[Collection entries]
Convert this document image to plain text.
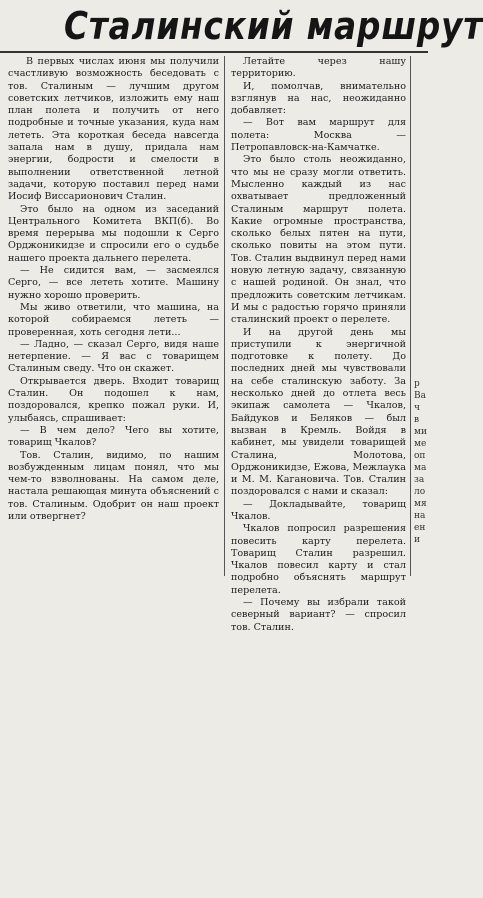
Сталинский маршрут

В первых числах июня мы получили счастливую возможность беседовать с тов. Сталиным — лучшим другом советских летчиков, изложить ему наш план полета и получить от него подробные и точные указания, куда нам лететь. Эта короткая беседа навсегда запала нам в душу, придала нам энергии, бодрости и смелости в выполнении ответственной летной задачи, которую поставил перед нами Иосиф Виссарионович Сталин.

Это было на одном из заседаний Центрального Комитета ВКП(б). Во время перерыва мы подошли к Серго Орджоникидзе и спросили его о судьбе нашего проекта дальнего перелета.

— Не сидится вам, — засмеялся Серго, — все лететь хотите. Машину нужно хорошо проверить.

Мы живо ответили, что машина, на которой собираемся лететь — проверенная, хоть сегодня лети...

— Ладно, — сказал Серго, видя наше нетерпение. — Я вас с товарищем Сталиным сведу. Что он скажет.

Открывается дверь. Входит товарищ Сталин. Он подошел к нам, поздоровался, крепко пожал руки. И, улыбаясь, спрашивает:

— В чем дело? Чего вы хотите, товарищ Чкалов?

Тов. Сталин, видимо, по нашим возбужденным лицам понял, что мы чем-то взволнованы. На самом деле, настала решающая минута объяснений с тов. Сталиным. Одобрит он наш проект или отвергнет?

Летайте через нашу территорию.

И, помолчав, внимательно взглянув на нас, неожиданно добавляет:

— Вот вам маршрут для полета: Москва — Петропавловск-на-Камчатке.

Это было столь неожиданно, что мы не сразу могли ответить. Мысленно каждый из нас охватывает предложенный Сталиным маршрут полета. Какие огромные пространства, сколько белых пятен на пути, сколько повиты на этом пути. Тов. Сталин выдвинул перед нами новую летную задачу, связанную с нашей родиной. Он знал, что предложить советским летчикам. И мы с радостью горячо приняли сталинский проект о перелете.

И на другой день мы приступили к энергичной подготовке к полету. До последних дней мы чувствовали на себе сталинскую заботу. За несколько дней до отлета весь экипаж самолета — Чкалов, Байдуков и Беляков — был вызван в Кремль. Войдя в кабинет, мы увидели товарищей Сталина, Молотова, Орджоникидзе, Ежова, Межлаука и М. М. Кагановича. Тов. Сталин поздоровался с нами и сказал:

— Докладывайте, товарищ Чкалов.

Чкалов попросил разрешения повесить карту перелета. Товарищ Сталин разрешил. Чкалов повесил карту и стал подробно объяснять маршрут перелета.

— Почему вы избрали такой северный вариант? — спросил тов. Сталин.

р

Ва

ч

в

ми

ме

оп

ма

за

ло

мя

на

ен

и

OBJECTIVE → Omit the pictures and restate the rest of the records verbatim.

RESULT BELOW →
Convert this document image to plain text.
Сталинский маршрут

В первых числах июня мы получили счастливую возможность беседовать с тов. Сталиным — лучшим другом советских летчиков, изложить ему наш план полета и получить от него подробные и точные указания, куда нам лететь. Эта короткая беседа навсегда запала нам в душу, придала нам энергии, бодрости и смелости в выполнении ответственной летной задачи, которую поставил перед нами Иосиф Виссарионович Сталин.

Это было на одном из заседаний Центрального Комитета ВКП(б). Во время перерыва мы подошли к Серго Орджоникидзе и спросили его о судьбе нашего проекта дальнего перелета.

— Не сидится вам, — засмеялся Серго, — все лететь хотите. Машину нужно хорошо проверить.

Мы живо ответили, что машина, на которой собираемся лететь — проверенная, хоть сегодня лети...

— Ладно, — сказал Серго, видя наше нетерпение. — Я вас с товарищем Сталиным сведу. Что он скажет.

Открывается дверь. Входит товарищ Сталин. Он подошел к нам, поздоровался, крепко пожал руки. И, улыбаясь, спрашивает:

— В чем дело? Чего вы хотите, товарищ Чкалов?

Тов. Сталин, видимо, по нашим возбужденным лицам понял, что мы чем-то взволнованы. На самом деле, настала решающая минута объяснений с тов. Сталиным. Одобрит он наш проект или отвергнет?

Летайте через нашу территорию.

И, помолчав, внимательно взглянув на нас, неожиданно добавляет:

— Вот вам маршрут для полета: Москва — Петропавловск-на-Камчатке.

Это было столь неожиданно, что мы не сразу могли ответить. Мысленно каждый из нас охватывает предложенный Сталиным маршрут полета. Какие огромные пространства, сколько белых пятен на пути, сколько повиты на этом пути. Тов. Сталин выдвинул перед нами новую летную задачу, связанную с нашей родиной. Он знал, что предложить советским летчикам. И мы с радостью горячо приняли сталинский проект о перелете.

И на другой день мы приступили к энергичной подготовке к полету. До последних дней мы чувствовали на себе сталинскую заботу. За несколько дней до отлета весь экипаж самолета — Чкалов, Байдуков и Беляков — был вызван в Кремль. Войдя в кабинет, мы увидели товарищей Сталина, Молотова, Орджоникидзе, Ежова, Межлаука и М. М. Кагановича. Тов. Сталин поздоровался с нами и сказал:

— Докладывайте, товарищ Чкалов.

Чкалов попросил разрешения повесить карту перелета. Товарищ Сталин разрешил. Чкалов повесил карту и стал подробно объяснять маршрут перелета.

— Почему вы избрали такой северный вариант? — спросил тов. Сталин.

р

Ва

ч

в

ми

ме

оп

ма

за

ло

мя

на

ен

и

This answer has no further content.